Directive
Where the data below has the string "Carolina", return the whole line.

Data provided
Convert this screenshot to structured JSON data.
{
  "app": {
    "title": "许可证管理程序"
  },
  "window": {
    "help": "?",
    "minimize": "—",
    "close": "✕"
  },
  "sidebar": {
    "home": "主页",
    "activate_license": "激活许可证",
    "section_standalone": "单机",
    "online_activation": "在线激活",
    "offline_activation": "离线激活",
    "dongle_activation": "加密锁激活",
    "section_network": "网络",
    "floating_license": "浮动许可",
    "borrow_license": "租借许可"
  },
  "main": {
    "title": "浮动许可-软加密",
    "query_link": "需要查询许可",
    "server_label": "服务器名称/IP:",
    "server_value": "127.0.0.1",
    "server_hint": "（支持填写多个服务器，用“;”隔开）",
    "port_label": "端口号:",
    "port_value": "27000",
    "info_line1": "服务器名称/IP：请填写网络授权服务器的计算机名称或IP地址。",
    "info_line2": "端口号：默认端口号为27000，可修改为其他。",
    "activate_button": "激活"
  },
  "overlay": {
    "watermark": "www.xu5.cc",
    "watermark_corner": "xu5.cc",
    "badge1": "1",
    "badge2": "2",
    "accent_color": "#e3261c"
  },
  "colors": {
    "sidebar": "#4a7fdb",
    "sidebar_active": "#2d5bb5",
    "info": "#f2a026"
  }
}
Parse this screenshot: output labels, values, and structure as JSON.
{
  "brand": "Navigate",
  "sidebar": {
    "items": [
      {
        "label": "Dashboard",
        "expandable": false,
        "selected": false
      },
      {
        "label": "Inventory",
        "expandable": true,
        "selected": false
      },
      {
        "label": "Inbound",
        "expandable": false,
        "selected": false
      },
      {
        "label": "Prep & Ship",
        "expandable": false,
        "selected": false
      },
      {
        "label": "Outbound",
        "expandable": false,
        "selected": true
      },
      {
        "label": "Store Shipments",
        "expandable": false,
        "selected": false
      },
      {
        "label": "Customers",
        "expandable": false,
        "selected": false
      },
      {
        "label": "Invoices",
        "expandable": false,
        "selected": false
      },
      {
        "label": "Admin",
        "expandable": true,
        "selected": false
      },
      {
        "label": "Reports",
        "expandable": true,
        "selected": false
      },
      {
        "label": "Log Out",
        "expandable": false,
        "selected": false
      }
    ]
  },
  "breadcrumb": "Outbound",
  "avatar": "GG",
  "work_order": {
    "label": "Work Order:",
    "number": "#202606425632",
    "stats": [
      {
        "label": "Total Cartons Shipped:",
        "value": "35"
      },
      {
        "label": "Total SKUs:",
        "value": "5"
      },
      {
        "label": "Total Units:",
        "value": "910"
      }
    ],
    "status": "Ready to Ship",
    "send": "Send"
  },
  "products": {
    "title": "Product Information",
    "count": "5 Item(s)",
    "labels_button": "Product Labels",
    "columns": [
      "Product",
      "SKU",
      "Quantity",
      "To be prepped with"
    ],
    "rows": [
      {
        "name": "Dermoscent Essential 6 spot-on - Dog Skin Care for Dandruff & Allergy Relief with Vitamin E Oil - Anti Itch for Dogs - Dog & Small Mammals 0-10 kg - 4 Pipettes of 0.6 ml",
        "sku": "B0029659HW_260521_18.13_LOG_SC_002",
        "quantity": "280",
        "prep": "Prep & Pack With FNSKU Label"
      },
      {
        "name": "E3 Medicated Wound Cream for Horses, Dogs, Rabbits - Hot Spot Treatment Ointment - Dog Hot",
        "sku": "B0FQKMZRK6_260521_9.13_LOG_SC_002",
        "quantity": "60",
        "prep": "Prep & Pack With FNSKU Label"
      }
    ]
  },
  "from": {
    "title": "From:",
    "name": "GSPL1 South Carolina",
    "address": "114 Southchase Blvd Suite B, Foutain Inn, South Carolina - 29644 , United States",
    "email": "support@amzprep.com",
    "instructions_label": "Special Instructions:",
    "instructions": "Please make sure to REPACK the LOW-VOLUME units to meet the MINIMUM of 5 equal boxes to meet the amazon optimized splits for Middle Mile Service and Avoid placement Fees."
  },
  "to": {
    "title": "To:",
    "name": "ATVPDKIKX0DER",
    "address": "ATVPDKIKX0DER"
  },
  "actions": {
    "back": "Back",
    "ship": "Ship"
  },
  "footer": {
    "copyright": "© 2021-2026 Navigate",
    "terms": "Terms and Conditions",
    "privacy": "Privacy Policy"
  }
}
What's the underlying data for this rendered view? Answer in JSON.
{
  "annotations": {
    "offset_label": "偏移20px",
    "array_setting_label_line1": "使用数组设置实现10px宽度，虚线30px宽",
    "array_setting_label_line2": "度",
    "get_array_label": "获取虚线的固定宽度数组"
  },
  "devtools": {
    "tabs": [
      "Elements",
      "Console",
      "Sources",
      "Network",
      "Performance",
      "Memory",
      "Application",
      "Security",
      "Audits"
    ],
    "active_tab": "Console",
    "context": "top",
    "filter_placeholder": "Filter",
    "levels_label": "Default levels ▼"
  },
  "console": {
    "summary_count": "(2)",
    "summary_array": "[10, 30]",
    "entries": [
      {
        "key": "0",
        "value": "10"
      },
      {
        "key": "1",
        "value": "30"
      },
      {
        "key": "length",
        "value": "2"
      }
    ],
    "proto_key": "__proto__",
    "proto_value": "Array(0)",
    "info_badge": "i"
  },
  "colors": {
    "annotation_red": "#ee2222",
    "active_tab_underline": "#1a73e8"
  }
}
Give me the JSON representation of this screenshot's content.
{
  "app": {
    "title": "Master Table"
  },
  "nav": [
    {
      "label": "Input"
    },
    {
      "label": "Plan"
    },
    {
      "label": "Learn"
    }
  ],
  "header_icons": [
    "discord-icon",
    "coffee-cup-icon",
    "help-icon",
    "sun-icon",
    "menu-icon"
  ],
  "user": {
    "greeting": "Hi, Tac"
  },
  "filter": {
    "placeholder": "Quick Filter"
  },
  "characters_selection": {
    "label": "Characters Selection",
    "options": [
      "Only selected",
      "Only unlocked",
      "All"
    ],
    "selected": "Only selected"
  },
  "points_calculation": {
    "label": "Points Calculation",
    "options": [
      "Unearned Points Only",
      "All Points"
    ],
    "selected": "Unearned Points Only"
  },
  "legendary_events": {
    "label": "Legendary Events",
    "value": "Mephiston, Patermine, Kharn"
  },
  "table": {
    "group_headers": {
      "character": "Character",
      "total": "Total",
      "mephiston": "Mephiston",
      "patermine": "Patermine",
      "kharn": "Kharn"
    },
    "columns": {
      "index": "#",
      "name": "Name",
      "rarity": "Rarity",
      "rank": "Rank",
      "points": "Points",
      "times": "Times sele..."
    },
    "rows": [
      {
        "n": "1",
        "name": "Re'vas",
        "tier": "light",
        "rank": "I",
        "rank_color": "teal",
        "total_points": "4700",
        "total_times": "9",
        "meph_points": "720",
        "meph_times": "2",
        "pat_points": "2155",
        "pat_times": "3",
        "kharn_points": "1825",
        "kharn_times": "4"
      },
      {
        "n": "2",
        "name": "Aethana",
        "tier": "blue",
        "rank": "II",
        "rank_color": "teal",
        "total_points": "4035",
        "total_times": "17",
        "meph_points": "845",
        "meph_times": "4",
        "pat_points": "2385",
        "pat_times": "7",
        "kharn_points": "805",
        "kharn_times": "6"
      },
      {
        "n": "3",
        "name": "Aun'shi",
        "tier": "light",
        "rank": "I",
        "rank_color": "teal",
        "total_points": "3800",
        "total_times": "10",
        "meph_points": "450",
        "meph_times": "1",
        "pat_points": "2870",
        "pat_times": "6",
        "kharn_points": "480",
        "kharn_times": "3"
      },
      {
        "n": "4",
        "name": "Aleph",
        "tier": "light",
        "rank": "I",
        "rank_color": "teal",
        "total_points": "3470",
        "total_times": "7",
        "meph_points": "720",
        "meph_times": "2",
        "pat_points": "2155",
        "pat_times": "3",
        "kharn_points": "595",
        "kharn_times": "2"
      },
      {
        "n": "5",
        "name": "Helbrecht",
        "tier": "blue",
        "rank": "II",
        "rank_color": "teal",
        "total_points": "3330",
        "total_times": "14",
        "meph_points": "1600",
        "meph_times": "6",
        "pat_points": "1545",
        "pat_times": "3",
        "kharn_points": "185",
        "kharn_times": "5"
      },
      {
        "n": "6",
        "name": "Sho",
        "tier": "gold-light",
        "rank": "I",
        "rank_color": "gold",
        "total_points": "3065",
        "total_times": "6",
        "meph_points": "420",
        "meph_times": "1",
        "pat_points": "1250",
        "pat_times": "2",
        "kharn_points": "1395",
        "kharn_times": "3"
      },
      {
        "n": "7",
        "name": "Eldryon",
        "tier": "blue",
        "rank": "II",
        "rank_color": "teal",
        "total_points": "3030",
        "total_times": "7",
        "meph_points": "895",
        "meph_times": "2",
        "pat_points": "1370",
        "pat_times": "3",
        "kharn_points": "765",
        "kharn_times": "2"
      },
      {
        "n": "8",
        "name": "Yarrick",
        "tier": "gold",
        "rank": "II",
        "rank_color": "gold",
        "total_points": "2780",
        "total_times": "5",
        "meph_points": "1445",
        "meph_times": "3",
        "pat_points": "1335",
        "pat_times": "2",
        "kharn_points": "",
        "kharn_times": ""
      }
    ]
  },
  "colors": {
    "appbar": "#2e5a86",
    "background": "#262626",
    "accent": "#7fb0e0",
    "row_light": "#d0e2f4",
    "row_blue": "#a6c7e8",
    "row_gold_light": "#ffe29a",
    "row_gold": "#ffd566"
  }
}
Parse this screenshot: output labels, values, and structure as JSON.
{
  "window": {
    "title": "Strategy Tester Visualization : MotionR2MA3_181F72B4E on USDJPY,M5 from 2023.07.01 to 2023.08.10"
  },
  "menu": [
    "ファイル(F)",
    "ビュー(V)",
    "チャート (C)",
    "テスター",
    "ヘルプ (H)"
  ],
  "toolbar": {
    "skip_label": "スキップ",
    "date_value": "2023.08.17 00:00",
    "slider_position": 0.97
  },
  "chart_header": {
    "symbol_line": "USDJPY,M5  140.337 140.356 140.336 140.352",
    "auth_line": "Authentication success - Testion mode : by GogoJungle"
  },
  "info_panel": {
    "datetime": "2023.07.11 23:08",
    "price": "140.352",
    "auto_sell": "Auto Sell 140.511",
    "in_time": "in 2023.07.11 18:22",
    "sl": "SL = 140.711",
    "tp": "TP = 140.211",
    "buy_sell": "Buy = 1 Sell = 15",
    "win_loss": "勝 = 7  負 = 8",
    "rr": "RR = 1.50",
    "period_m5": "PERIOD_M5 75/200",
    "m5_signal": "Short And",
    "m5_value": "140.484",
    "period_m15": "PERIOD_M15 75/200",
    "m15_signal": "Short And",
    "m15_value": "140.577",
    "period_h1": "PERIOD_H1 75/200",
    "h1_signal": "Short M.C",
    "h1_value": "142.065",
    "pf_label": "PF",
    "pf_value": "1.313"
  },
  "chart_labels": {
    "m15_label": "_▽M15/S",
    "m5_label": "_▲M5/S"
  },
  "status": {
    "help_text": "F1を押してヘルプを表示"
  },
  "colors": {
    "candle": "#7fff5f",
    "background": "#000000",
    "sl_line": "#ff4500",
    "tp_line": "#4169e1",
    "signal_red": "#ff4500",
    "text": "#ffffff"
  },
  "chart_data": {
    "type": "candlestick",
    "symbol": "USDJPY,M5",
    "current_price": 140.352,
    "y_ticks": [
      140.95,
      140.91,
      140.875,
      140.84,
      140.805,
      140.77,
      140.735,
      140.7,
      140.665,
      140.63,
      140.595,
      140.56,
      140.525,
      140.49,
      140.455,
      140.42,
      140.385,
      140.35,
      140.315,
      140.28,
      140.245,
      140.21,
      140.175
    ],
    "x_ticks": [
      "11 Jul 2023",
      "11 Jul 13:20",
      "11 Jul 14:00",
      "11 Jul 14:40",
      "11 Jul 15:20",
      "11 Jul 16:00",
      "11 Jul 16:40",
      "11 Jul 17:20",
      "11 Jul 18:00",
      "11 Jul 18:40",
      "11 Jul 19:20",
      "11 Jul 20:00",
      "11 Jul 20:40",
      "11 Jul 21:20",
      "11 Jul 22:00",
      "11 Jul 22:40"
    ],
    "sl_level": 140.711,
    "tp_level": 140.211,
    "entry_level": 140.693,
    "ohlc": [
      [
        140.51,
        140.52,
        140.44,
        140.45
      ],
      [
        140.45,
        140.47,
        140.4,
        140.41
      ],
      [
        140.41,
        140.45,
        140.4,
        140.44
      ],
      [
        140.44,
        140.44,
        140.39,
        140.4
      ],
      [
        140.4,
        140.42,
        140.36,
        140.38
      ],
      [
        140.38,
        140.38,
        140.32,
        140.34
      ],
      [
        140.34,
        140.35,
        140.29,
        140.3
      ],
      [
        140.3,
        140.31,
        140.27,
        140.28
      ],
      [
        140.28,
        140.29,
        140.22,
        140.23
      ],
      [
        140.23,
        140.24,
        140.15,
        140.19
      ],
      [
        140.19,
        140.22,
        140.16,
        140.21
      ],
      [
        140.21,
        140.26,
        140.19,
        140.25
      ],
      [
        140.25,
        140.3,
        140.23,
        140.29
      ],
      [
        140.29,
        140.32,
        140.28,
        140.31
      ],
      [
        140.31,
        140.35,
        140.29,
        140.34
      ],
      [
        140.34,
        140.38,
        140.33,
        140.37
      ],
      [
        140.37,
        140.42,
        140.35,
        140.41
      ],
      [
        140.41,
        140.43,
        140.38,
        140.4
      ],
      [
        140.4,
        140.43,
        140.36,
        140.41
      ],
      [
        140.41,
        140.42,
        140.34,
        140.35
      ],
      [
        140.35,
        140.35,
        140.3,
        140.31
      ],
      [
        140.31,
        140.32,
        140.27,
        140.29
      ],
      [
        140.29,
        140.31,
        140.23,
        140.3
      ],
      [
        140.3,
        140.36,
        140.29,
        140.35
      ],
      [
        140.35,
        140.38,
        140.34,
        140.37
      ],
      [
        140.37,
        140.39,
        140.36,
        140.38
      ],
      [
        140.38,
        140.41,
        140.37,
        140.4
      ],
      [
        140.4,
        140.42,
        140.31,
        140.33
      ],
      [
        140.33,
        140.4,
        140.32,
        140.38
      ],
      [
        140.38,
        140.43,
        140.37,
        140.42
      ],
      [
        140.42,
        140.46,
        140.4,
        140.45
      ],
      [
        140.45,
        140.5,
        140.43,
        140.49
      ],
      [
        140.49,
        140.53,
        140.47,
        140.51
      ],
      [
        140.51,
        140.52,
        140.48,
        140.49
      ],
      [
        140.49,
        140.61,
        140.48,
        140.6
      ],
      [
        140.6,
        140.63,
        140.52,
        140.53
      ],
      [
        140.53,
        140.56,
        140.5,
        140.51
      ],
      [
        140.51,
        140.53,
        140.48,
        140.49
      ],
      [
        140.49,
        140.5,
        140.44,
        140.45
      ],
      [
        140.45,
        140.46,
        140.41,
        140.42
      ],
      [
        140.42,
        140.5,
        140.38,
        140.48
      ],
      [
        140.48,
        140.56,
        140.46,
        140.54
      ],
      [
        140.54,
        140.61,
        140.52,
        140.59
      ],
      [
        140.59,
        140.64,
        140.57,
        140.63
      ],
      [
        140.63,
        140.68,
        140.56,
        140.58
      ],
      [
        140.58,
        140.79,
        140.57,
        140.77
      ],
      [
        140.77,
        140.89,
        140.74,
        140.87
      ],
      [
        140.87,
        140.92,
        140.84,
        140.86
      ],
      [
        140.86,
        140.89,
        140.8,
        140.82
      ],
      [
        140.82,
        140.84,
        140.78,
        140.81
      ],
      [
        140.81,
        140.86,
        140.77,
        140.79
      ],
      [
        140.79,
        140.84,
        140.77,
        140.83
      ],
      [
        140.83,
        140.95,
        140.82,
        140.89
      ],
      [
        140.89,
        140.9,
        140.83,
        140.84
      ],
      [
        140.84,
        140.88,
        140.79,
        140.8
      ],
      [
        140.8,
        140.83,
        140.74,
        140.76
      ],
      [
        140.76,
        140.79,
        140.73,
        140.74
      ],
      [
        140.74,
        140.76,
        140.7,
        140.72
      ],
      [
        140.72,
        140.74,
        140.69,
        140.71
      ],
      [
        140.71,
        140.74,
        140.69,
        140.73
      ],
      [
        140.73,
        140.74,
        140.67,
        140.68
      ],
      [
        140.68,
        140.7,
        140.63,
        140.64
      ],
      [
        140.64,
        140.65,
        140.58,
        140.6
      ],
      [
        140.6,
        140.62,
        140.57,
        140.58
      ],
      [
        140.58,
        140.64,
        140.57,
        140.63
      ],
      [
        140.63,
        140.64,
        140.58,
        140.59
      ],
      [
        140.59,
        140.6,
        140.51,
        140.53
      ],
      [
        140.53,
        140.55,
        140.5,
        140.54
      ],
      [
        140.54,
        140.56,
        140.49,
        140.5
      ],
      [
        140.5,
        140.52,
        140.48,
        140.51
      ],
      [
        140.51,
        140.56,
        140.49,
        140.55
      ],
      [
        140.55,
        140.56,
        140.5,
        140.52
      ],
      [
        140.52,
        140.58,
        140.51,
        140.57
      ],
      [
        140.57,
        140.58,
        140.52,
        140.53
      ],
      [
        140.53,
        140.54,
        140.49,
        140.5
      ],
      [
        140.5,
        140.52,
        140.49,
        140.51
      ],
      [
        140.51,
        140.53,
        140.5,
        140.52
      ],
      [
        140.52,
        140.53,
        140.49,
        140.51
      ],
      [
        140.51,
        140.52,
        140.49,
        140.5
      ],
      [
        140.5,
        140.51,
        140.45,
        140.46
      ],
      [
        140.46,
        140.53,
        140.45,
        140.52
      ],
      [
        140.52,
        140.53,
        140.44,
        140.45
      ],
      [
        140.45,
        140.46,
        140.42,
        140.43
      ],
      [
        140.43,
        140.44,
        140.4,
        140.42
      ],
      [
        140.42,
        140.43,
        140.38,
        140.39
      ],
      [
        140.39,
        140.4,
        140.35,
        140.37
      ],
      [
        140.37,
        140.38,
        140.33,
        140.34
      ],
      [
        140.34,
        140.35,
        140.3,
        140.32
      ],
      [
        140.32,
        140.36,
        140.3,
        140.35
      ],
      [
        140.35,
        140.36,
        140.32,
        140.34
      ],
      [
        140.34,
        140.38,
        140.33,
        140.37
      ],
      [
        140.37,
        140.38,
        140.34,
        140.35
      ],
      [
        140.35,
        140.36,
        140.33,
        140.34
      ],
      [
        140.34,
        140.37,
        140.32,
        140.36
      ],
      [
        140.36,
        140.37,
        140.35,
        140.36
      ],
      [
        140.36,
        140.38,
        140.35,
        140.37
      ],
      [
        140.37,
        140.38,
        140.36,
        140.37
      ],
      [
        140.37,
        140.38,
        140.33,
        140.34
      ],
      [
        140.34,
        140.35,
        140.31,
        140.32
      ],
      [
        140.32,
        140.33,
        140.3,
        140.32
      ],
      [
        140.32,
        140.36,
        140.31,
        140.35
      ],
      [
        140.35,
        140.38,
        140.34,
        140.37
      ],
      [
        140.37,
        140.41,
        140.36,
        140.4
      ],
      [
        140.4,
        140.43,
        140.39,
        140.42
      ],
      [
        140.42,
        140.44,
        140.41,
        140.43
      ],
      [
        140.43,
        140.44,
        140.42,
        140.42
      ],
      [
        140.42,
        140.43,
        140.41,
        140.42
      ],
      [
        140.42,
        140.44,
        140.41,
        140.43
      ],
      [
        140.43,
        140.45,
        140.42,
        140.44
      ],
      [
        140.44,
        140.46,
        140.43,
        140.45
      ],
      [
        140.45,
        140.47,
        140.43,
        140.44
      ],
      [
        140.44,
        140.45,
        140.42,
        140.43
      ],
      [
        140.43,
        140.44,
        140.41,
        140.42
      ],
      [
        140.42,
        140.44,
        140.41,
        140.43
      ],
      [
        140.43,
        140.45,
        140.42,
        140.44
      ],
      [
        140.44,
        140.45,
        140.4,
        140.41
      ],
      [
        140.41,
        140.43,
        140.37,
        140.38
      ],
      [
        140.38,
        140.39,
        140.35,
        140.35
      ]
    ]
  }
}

Output for this task
    "name": "GSPL1 South Carolina",
    "address": "114 Southchase Blvd Suite B, Foutain Inn, South Carolina - 29644 , United States",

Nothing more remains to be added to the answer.